Aim of the exercise>
Quote the whole listing word for word, please.
━━━━━━━━━━━━━━━━━━━━
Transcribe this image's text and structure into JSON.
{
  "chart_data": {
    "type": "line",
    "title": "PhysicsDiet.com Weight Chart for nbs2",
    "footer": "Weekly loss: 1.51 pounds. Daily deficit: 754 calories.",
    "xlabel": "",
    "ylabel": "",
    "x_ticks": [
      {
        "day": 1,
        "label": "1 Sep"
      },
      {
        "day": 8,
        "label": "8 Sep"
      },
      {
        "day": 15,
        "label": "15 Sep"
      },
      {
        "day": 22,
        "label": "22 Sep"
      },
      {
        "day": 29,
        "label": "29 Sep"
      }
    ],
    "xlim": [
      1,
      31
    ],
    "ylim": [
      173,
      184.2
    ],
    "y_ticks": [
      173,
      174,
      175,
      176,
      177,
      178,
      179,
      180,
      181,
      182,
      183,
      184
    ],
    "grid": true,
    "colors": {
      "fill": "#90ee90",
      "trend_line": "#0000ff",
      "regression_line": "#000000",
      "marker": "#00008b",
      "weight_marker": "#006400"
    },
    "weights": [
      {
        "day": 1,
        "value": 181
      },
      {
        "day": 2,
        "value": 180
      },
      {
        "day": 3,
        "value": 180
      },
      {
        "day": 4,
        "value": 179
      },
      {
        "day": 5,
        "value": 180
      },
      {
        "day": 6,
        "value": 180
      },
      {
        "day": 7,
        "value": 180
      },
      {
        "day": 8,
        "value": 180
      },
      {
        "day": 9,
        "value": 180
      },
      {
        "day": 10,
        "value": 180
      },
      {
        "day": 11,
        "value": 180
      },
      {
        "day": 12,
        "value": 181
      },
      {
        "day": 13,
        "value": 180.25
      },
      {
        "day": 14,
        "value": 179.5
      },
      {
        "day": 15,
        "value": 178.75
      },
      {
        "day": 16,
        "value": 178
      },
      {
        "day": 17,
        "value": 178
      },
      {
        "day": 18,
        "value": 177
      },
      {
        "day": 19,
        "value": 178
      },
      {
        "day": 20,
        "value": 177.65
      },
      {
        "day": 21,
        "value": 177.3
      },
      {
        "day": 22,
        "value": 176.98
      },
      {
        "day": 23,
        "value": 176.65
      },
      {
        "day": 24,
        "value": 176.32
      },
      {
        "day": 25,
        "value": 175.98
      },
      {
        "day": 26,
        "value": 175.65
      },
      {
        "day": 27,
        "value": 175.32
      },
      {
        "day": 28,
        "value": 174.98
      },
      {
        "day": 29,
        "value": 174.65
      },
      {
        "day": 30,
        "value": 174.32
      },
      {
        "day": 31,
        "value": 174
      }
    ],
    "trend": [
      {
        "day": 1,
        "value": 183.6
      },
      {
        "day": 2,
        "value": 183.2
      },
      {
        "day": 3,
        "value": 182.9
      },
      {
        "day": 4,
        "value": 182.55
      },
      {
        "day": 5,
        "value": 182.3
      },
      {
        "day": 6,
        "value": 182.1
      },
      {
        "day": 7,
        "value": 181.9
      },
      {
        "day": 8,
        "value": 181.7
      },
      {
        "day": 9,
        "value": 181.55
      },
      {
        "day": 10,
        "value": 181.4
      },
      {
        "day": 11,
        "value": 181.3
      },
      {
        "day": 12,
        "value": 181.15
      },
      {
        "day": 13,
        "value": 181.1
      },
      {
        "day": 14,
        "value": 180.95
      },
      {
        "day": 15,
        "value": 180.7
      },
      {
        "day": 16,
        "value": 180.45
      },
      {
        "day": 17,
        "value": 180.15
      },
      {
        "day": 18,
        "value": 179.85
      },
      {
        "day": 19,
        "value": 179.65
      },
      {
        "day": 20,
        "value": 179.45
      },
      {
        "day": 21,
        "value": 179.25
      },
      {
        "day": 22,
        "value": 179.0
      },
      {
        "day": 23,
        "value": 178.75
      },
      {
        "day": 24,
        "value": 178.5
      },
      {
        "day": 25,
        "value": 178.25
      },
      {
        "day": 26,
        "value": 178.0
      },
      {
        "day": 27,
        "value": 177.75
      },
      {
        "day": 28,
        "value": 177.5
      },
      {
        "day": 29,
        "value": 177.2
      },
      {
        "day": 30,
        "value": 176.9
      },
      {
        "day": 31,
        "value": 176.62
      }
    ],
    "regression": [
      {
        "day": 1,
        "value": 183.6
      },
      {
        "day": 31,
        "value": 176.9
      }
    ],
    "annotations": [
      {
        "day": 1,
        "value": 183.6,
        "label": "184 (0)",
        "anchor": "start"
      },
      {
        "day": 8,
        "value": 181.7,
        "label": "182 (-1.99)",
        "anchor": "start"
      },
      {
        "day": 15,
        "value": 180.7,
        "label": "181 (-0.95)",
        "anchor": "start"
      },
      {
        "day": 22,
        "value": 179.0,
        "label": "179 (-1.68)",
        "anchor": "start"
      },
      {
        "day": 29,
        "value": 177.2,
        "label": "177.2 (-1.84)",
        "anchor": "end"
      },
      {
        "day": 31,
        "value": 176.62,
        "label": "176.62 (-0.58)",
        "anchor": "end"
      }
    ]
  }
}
━━━━━━━━━━━━━━━━━━━━
Complete response>
Transcribe this image's text and structure into JSON.
{
  "chart_data": {
    "type": "line",
    "title": "PhysicsDiet.com Weight Chart for nbs2",
    "footer": "Weekly loss: 1.51 pounds. Daily deficit: 754 calories.",
    "xlabel": "",
    "ylabel": "",
    "x_ticks": [
      {
        "day": 1,
        "label": "1 Sep"
      },
      {
        "day": 8,
        "label": "8 Sep"
      },
      {
        "day": 15,
        "label": "15 Sep"
      },
      {
        "day": 22,
        "label": "22 Sep"
      },
      {
        "day": 29,
        "label": "29 Sep"
      }
    ],
    "xlim": [
      1,
      31
    ],
    "ylim": [
      173,
      184.2
    ],
    "y_ticks": [
      173,
      174,
      175,
      176,
      177,
      178,
      179,
      180,
      181,
      182,
      183,
      184
    ],
    "grid": true,
    "colors": {
      "fill": "#90ee90",
      "trend_line": "#0000ff",
      "regression_line": "#000000",
      "marker": "#00008b",
      "weight_marker": "#006400"
    },
    "weights": [
      {
        "day": 1,
        "value": 181
      },
      {
        "day": 2,
        "value": 180
      },
      {
        "day": 3,
        "value": 180
      },
      {
        "day": 4,
        "value": 179
      },
      {
        "day": 5,
        "value": 180
      },
      {
        "day": 6,
        "value": 180
      },
      {
        "day": 7,
        "value": 180
      },
      {
        "day": 8,
        "value": 180
      },
      {
        "day": 9,
        "value": 180
      },
      {
        "day": 10,
        "value": 180
      },
      {
        "day": 11,
        "value": 180
      },
      {
        "day": 12,
        "value": 181
      },
      {
        "day": 13,
        "value": 180.25
      },
      {
        "day": 14,
        "value": 179.5
      },
      {
        "day": 15,
        "value": 178.75
      },
      {
        "day": 16,
        "value": 178
      },
      {
        "day": 17,
        "value": 178
      },
      {
        "day": 18,
        "value": 177
      },
      {
        "day": 19,
        "value": 178
      },
      {
        "day": 20,
        "value": 177.65
      },
      {
        "day": 21,
        "value": 177.3
      },
      {
        "day": 22,
        "value": 176.98
      },
      {
        "day": 23,
        "value": 176.65
      },
      {
        "day": 24,
        "value": 176.32
      },
      {
        "day": 25,
        "value": 175.98
      },
      {
        "day": 26,
        "value": 175.65
      },
      {
        "day": 27,
        "value": 175.32
      },
      {
        "day": 28,
        "value": 174.98
      },
      {
        "day": 29,
        "value": 174.65
      },
      {
        "day": 30,
        "value": 174.32
      },
      {
        "day": 31,
        "value": 174
      }
    ],
    "trend": [
      {
        "day": 1,
        "value": 183.6
      },
      {
        "day": 2,
        "value": 183.2
      },
      {
        "day": 3,
        "value": 182.9
      },
      {
        "day": 4,
        "value": 182.55
      },
      {
        "day": 5,
        "value": 182.3
      },
      {
        "day": 6,
        "value": 182.1
      },
      {
        "day": 7,
        "value": 181.9
      },
      {
        "day": 8,
        "value": 181.7
      },
      {
        "day": 9,
        "value": 181.55
      },
      {
        "day": 10,
        "value": 181.4
      },
      {
        "day": 11,
        "value": 181.3
      },
      {
        "day": 12,
        "value": 181.15
      },
      {
        "day": 13,
        "value": 181.1
      },
      {
        "day": 14,
        "value": 180.95
      },
      {
        "day": 15,
        "value": 180.7
      },
      {
        "day": 16,
        "value": 180.45
      },
      {
        "day": 17,
        "value": 180.15
      },
      {
        "day": 18,
        "value": 179.85
      },
      {
        "day": 19,
        "value": 179.65
      },
      {
        "day": 20,
        "value": 179.45
      },
      {
        "day": 21,
        "value": 179.25
      },
      {
        "day": 22,
        "value": 179.0
      },
      {
        "day": 23,
        "value": 178.75
      },
      {
        "day": 24,
        "value": 178.5
      },
      {
        "day": 25,
        "value": 178.25
      },
      {
        "day": 26,
        "value": 178.0
      },
      {
        "day": 27,
        "value": 177.75
      },
      {
        "day": 28,
        "value": 177.5
      },
      {
        "day": 29,
        "value": 177.2
      },
      {
        "day": 30,
        "value": 176.9
      },
      {
        "day": 31,
        "value": 176.62
      }
    ],
    "regression": [
      {
        "day": 1,
        "value": 183.6
      },
      {
        "day": 31,
        "value": 176.9
      }
    ],
    "annotations": [
      {
        "day": 1,
        "value": 183.6,
        "label": "184 (0)",
        "anchor": "start"
      },
      {
        "day": 8,
        "value": 181.7,
        "label": "182 (-1.99)",
        "anchor": "start"
      },
      {
        "day": 15,
        "value": 180.7,
        "label": "181 (-0.95)",
        "anchor": "start"
      },
      {
        "day": 22,
        "value": 179.0,
        "label": "179 (-1.68)",
        "anchor": "start"
      },
      {
        "day": 29,
        "value": 177.2,
        "label": "177.2 (-1.84)",
        "anchor": "end"
      },
      {
        "day": 31,
        "value": 176.62,
        "label": "176.62 (-0.58)",
        "anchor": "end"
      }
    ]
  }
}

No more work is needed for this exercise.